Return the lines where the word "JSON" occurs.
##### Provided material #####
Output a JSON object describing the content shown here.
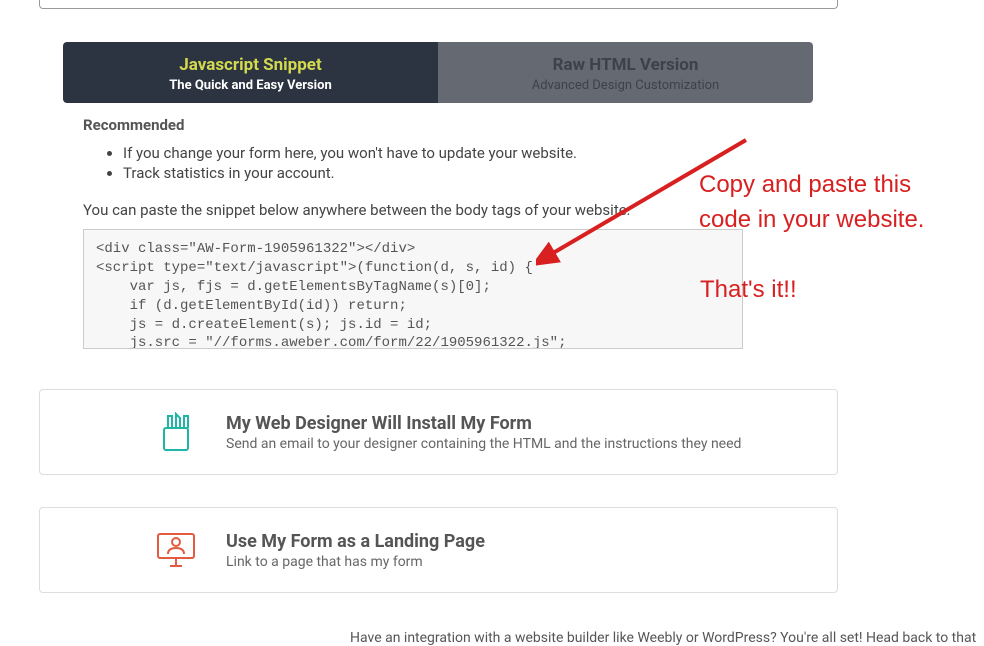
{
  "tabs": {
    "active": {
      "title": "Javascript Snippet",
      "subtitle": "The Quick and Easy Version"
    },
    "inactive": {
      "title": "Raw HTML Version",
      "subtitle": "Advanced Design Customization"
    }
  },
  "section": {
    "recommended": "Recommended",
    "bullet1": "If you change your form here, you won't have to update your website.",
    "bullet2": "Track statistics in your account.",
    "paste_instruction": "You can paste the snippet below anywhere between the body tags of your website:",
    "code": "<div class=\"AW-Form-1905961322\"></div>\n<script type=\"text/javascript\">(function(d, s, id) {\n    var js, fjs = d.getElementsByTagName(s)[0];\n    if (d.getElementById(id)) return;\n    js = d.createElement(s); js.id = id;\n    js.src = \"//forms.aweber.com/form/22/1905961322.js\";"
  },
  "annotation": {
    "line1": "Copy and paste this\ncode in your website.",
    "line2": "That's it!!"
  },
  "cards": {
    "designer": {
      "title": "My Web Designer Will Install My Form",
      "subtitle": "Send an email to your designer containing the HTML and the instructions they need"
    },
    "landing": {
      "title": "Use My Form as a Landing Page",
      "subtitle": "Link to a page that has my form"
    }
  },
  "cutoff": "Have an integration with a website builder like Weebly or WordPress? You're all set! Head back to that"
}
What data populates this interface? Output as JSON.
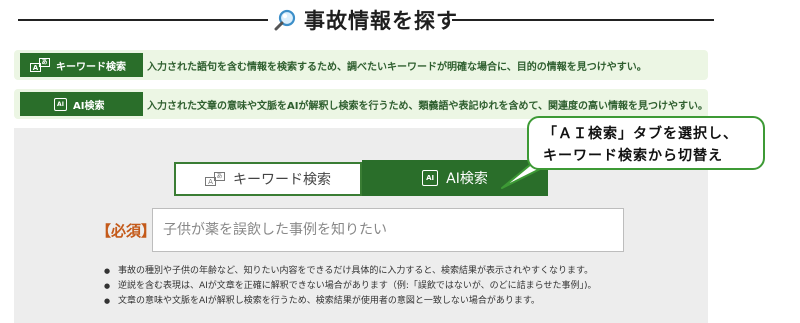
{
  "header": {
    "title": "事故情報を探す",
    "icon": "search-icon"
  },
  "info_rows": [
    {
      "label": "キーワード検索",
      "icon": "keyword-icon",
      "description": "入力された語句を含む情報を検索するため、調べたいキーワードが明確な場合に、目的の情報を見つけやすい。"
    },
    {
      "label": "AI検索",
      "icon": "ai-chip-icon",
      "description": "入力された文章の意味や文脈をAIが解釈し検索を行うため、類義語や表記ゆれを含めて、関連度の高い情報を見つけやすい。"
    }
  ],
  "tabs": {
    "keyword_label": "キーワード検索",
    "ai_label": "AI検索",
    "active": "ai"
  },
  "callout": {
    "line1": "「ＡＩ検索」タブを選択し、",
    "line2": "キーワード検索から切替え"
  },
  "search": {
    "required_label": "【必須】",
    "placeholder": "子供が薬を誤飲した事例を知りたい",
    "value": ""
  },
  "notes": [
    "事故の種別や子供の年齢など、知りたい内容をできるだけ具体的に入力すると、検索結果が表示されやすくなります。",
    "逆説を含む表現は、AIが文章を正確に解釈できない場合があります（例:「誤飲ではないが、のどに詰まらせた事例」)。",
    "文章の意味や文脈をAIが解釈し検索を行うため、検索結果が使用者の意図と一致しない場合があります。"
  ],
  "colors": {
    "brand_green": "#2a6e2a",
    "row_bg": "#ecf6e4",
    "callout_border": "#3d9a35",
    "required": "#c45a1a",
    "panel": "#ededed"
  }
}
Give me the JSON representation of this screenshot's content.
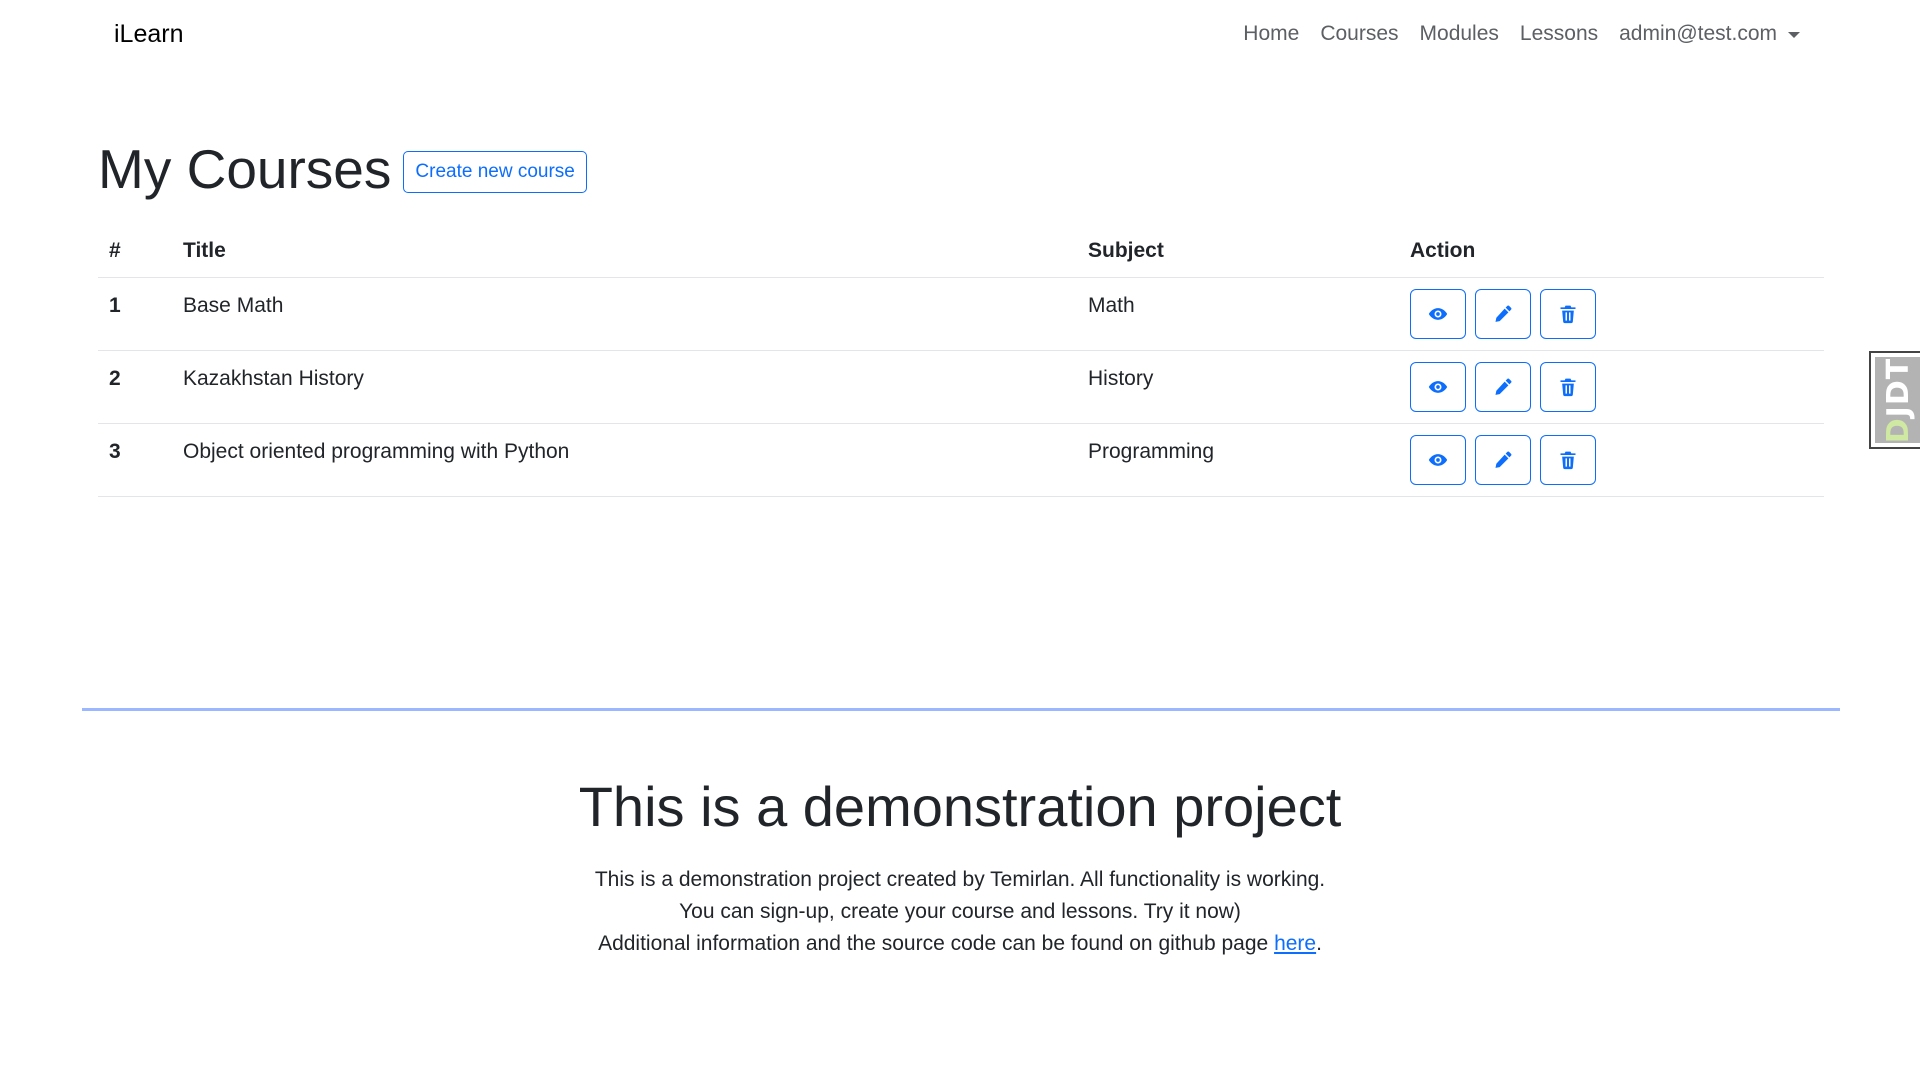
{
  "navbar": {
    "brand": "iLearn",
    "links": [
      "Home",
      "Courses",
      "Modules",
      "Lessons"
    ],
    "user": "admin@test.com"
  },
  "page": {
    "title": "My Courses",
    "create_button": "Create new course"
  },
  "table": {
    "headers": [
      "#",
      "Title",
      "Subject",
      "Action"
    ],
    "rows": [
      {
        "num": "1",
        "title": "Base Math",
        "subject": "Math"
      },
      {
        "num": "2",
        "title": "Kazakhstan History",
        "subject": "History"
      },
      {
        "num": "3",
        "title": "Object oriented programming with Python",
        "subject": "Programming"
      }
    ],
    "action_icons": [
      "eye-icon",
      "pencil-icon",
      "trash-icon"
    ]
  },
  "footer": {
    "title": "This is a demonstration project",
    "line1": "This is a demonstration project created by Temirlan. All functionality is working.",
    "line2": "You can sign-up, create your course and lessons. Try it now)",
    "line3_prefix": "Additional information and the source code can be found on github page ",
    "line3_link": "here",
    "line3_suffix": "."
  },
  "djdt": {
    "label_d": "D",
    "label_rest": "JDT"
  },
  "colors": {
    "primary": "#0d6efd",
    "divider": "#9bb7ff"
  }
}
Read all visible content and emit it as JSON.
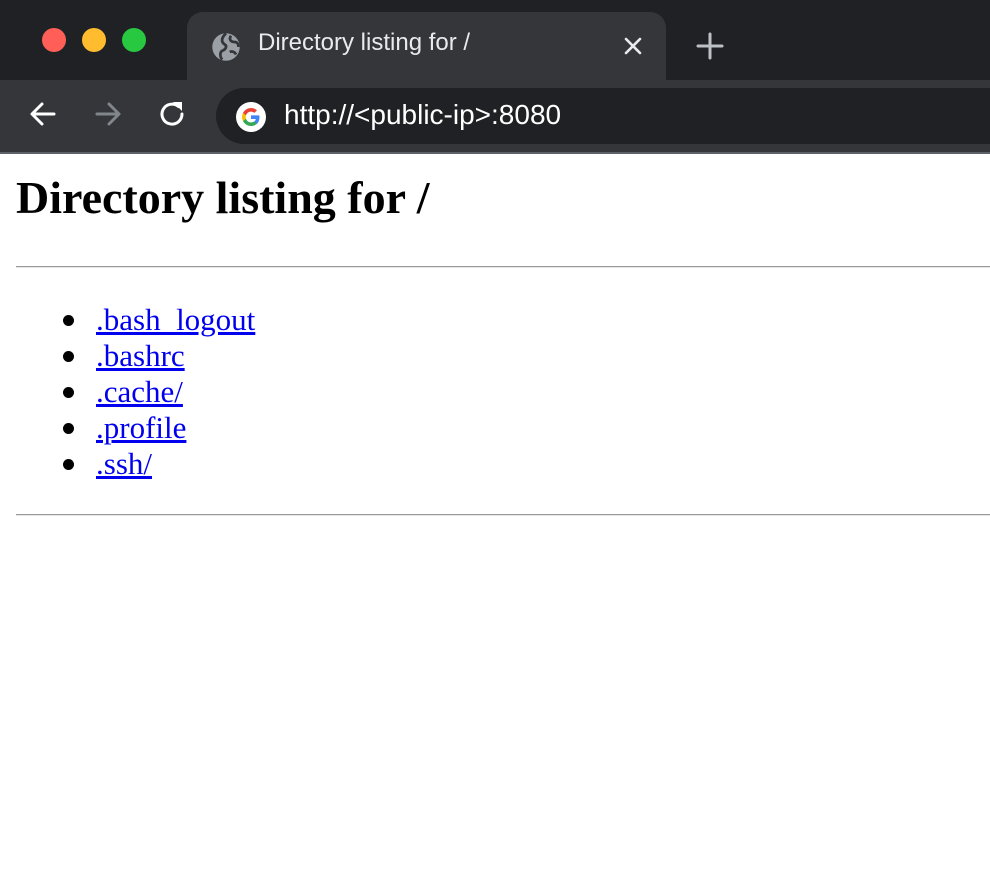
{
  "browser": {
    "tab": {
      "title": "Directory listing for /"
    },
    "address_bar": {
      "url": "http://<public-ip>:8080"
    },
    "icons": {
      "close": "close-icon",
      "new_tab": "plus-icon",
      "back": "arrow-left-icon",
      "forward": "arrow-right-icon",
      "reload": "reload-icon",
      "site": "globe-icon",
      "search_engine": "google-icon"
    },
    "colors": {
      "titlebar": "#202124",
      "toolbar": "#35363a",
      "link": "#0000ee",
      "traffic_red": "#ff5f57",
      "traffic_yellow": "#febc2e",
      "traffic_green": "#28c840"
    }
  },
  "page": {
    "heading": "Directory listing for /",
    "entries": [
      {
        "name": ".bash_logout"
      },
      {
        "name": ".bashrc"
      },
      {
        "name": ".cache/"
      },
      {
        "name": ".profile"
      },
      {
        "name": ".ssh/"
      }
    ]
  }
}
#####
**Exercise solution:**
Output a JSON object describing the content shown here.
What data populates this interface? Output as JSON.
Give me the JSON representation of this screenshot's content.
Read all visible content and emit it as JSON.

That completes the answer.